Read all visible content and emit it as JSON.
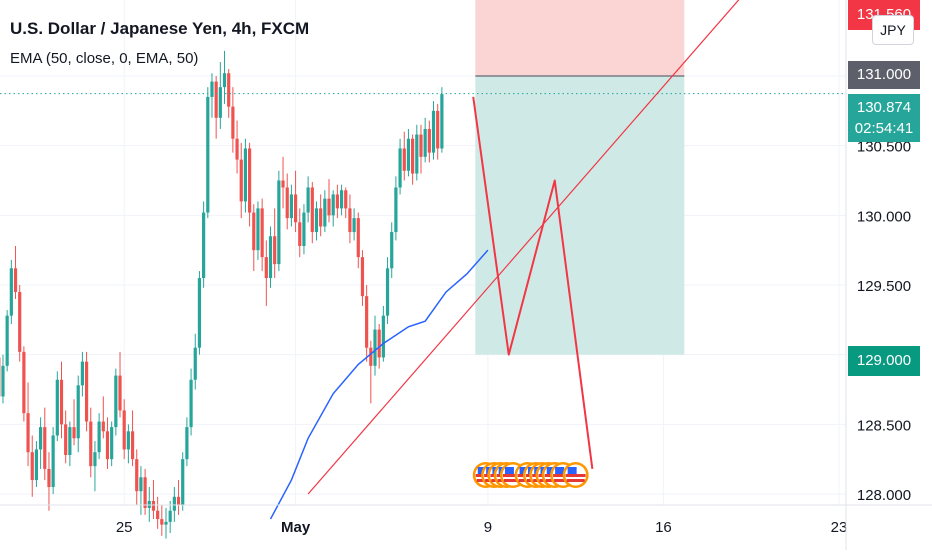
{
  "header": {
    "title": "U.S. Dollar / Japanese Yen, 4h, FXCM",
    "indicator": "EMA (50, close, 0, EMA, 50)",
    "currency_button": "JPY"
  },
  "price_tags": {
    "stop_loss": "131.560",
    "entry": "131.000",
    "current_price": "130.874",
    "countdown": "02:54:41",
    "target": "129.000"
  },
  "colors": {
    "up": "#26a69a",
    "down": "#ef5350",
    "ema": "#2962ff",
    "trendline": "#f23645",
    "projection": "#f23645",
    "stop_zone": "#fbd5d3",
    "target_zone": "#cfeae6",
    "current_line": "#26a69a",
    "entry_tag": "#5d606b",
    "flag_icon": "us-flag-event-icon"
  },
  "chart_data": {
    "type": "candlestick",
    "symbol": "U.S. Dollar / Japanese Yen",
    "interval": "4h",
    "ylim": [
      127.9,
      131.9
    ],
    "y_ticks": [
      "128.000",
      "128.500",
      "129.000",
      "129.500",
      "130.000",
      "130.500",
      "131.000"
    ],
    "x_ticks": [
      "25",
      "May",
      "9",
      "16",
      "23"
    ],
    "x_tick_index": [
      40,
      81,
      127,
      169,
      211
    ],
    "candles": [
      [
        129.03,
        129.28,
        128.95,
        129.15
      ],
      [
        129.15,
        129.42,
        129.08,
        129.35
      ],
      [
        129.35,
        129.48,
        128.98,
        129.05
      ],
      [
        129.05,
        129.18,
        128.52,
        128.62
      ],
      [
        128.62,
        128.7,
        128.3,
        128.4
      ],
      [
        128.4,
        128.52,
        128.1,
        128.2
      ],
      [
        128.2,
        128.62,
        128.15,
        128.55
      ],
      [
        128.55,
        128.88,
        128.48,
        128.8
      ],
      [
        128.8,
        129.1,
        128.75,
        129.02
      ],
      [
        129.02,
        129.25,
        128.92,
        128.98
      ],
      [
        128.98,
        129.03,
        128.62,
        128.7
      ],
      [
        128.7,
        129.0,
        128.65,
        128.92
      ],
      [
        128.92,
        129.32,
        128.88,
        129.28
      ],
      [
        129.28,
        129.68,
        129.22,
        129.62
      ],
      [
        129.62,
        129.78,
        129.4,
        129.45
      ],
      [
        129.45,
        129.5,
        128.95,
        129.02
      ],
      [
        129.02,
        129.06,
        128.52,
        128.58
      ],
      [
        128.58,
        128.8,
        128.2,
        128.3
      ],
      [
        128.3,
        128.42,
        127.98,
        128.1
      ],
      [
        128.1,
        128.38,
        128.05,
        128.32
      ],
      [
        128.32,
        128.55,
        128.18,
        128.48
      ],
      [
        128.48,
        128.62,
        128.1,
        128.18
      ],
      [
        128.18,
        128.3,
        127.88,
        128.05
      ],
      [
        128.05,
        128.48,
        128.0,
        128.42
      ],
      [
        128.42,
        128.88,
        128.38,
        128.82
      ],
      [
        128.82,
        128.95,
        128.4,
        128.5
      ],
      [
        128.5,
        128.6,
        128.22,
        128.28
      ],
      [
        128.28,
        128.52,
        128.2,
        128.48
      ],
      [
        128.48,
        128.68,
        128.35,
        128.4
      ],
      [
        128.4,
        128.85,
        128.3,
        128.78
      ],
      [
        128.78,
        129.02,
        128.7,
        128.95
      ],
      [
        128.95,
        129.02,
        128.45,
        128.52
      ],
      [
        128.52,
        128.62,
        128.12,
        128.2
      ],
      [
        128.2,
        128.38,
        128.02,
        128.3
      ],
      [
        128.3,
        128.58,
        128.25,
        128.52
      ],
      [
        128.52,
        128.7,
        128.4,
        128.45
      ],
      [
        128.45,
        128.55,
        128.18,
        128.25
      ],
      [
        128.25,
        128.52,
        128.2,
        128.48
      ],
      [
        128.48,
        128.9,
        128.42,
        128.85
      ],
      [
        128.85,
        129.02,
        128.55,
        128.6
      ],
      [
        128.6,
        128.68,
        128.25,
        128.32
      ],
      [
        128.32,
        128.5,
        128.22,
        128.45
      ],
      [
        128.45,
        128.6,
        128.2,
        128.25
      ],
      [
        128.25,
        128.32,
        127.92,
        128.02
      ],
      [
        128.02,
        128.2,
        127.85,
        128.12
      ],
      [
        128.12,
        128.18,
        127.85,
        127.9
      ],
      [
        127.9,
        128.05,
        127.8,
        127.95
      ],
      [
        127.95,
        128.1,
        127.82,
        127.88
      ],
      [
        127.88,
        127.98,
        127.75,
        127.82
      ],
      [
        127.82,
        127.92,
        127.7,
        127.78
      ],
      [
        127.78,
        127.9,
        127.68,
        127.8
      ],
      [
        127.8,
        127.95,
        127.72,
        127.88
      ],
      [
        127.88,
        128.05,
        127.8,
        127.98
      ],
      [
        127.98,
        128.1,
        127.85,
        127.92
      ],
      [
        127.92,
        128.3,
        127.88,
        128.25
      ],
      [
        128.25,
        128.55,
        128.2,
        128.48
      ],
      [
        128.48,
        128.9,
        128.42,
        128.82
      ],
      [
        128.82,
        129.15,
        128.75,
        129.05
      ],
      [
        129.05,
        129.6,
        129.0,
        129.55
      ],
      [
        129.55,
        130.1,
        129.48,
        130.02
      ],
      [
        130.02,
        130.92,
        129.98,
        130.85
      ],
      [
        130.85,
        131.02,
        130.7,
        130.96
      ],
      [
        130.96,
        131.0,
        130.55,
        130.7
      ],
      [
        130.7,
        131.1,
        130.62,
        130.92
      ],
      [
        130.92,
        131.18,
        130.8,
        131.02
      ],
      [
        131.02,
        131.05,
        130.7,
        130.78
      ],
      [
        130.78,
        130.92,
        130.45,
        130.55
      ],
      [
        130.55,
        130.68,
        130.3,
        130.4
      ],
      [
        130.4,
        130.52,
        129.98,
        130.1
      ],
      [
        130.1,
        130.55,
        130.02,
        130.48
      ],
      [
        130.48,
        130.52,
        129.92,
        130.02
      ],
      [
        130.02,
        130.08,
        129.6,
        129.75
      ],
      [
        129.75,
        130.1,
        129.68,
        130.05
      ],
      [
        130.05,
        130.12,
        129.6,
        129.7
      ],
      [
        129.7,
        129.82,
        129.35,
        129.55
      ],
      [
        129.55,
        129.92,
        129.48,
        129.85
      ],
      [
        129.85,
        130.05,
        129.55,
        129.65
      ],
      [
        129.65,
        130.32,
        129.6,
        130.25
      ],
      [
        130.25,
        130.42,
        130.05,
        130.2
      ],
      [
        130.2,
        130.3,
        129.9,
        129.98
      ],
      [
        129.98,
        130.22,
        129.92,
        130.15
      ],
      [
        130.15,
        130.32,
        129.88,
        129.95
      ],
      [
        129.95,
        130.05,
        129.7,
        129.78
      ],
      [
        129.78,
        130.08,
        129.72,
        130.02
      ],
      [
        130.02,
        130.28,
        129.95,
        130.2
      ],
      [
        130.2,
        130.24,
        129.8,
        129.88
      ],
      [
        129.88,
        130.1,
        129.82,
        130.05
      ],
      [
        130.05,
        130.15,
        129.85,
        129.92
      ],
      [
        129.92,
        130.18,
        129.88,
        130.12
      ],
      [
        130.12,
        130.26,
        129.95,
        130.0
      ],
      [
        130.0,
        130.18,
        129.92,
        130.15
      ],
      [
        130.15,
        130.22,
        129.98,
        130.05
      ],
      [
        130.05,
        130.22,
        130.0,
        130.18
      ],
      [
        130.18,
        130.2,
        129.98,
        130.05
      ],
      [
        130.05,
        130.15,
        129.8,
        129.88
      ],
      [
        129.88,
        130.05,
        129.82,
        129.98
      ],
      [
        129.98,
        130.02,
        129.62,
        129.7
      ],
      [
        129.7,
        129.75,
        129.35,
        129.42
      ],
      [
        129.42,
        129.5,
        128.95,
        129.05
      ],
      [
        129.05,
        129.1,
        128.65,
        128.92
      ],
      [
        128.92,
        129.28,
        128.85,
        129.18
      ],
      [
        129.18,
        129.22,
        128.9,
        128.98
      ],
      [
        128.98,
        129.35,
        128.95,
        129.28
      ],
      [
        129.28,
        129.7,
        129.22,
        129.62
      ],
      [
        129.62,
        129.95,
        129.55,
        129.88
      ],
      [
        129.88,
        130.28,
        129.82,
        130.2
      ],
      [
        130.2,
        130.55,
        130.15,
        130.48
      ],
      [
        130.48,
        130.6,
        130.25,
        130.32
      ],
      [
        130.32,
        130.62,
        130.28,
        130.55
      ],
      [
        130.55,
        130.58,
        130.22,
        130.3
      ],
      [
        130.3,
        130.65,
        130.25,
        130.58
      ],
      [
        130.58,
        130.65,
        130.3,
        130.42
      ],
      [
        130.42,
        130.7,
        130.38,
        130.62
      ],
      [
        130.62,
        130.68,
        130.38,
        130.45
      ],
      [
        130.45,
        130.82,
        130.4,
        130.75
      ],
      [
        130.75,
        130.8,
        130.4,
        130.48
      ],
      [
        130.48,
        130.92,
        130.45,
        130.87
      ]
    ],
    "ema": [
      [
        15,
        127.82
      ],
      [
        20,
        128.1
      ],
      [
        24,
        128.4
      ],
      [
        30,
        128.72
      ],
      [
        36,
        128.93
      ],
      [
        42,
        129.08
      ],
      [
        48,
        129.2
      ],
      [
        52,
        129.24
      ],
      [
        57,
        129.45
      ],
      [
        62,
        129.58
      ],
      [
        67,
        129.75
      ]
    ],
    "projection_path": [
      [
        123.5,
        130.85
      ],
      [
        132,
        129.0
      ],
      [
        143,
        130.25
      ],
      [
        152,
        128.18
      ]
    ],
    "trendline": [
      [
        84,
        128.0
      ],
      [
        206,
        132.2
      ]
    ],
    "position": {
      "entry": 131.0,
      "stop": 131.56,
      "target": 129.0,
      "start_index": 124,
      "end_index": 174
    },
    "current_price": 130.874,
    "events": [
      126.5,
      128.5,
      130,
      131.5,
      133,
      136.5,
      138.5,
      140,
      141.5,
      143,
      145,
      148
    ],
    "bar_x_offset": -43
  }
}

- [What the task requires] Note each line of the entries that has "Dollar" in it, and copy those lines.

- [Answer]
    "title": "U.S. Dollar / Japanese Yen, 4h, FXCM",
    "symbol": "U.S. Dollar / Japanese Yen",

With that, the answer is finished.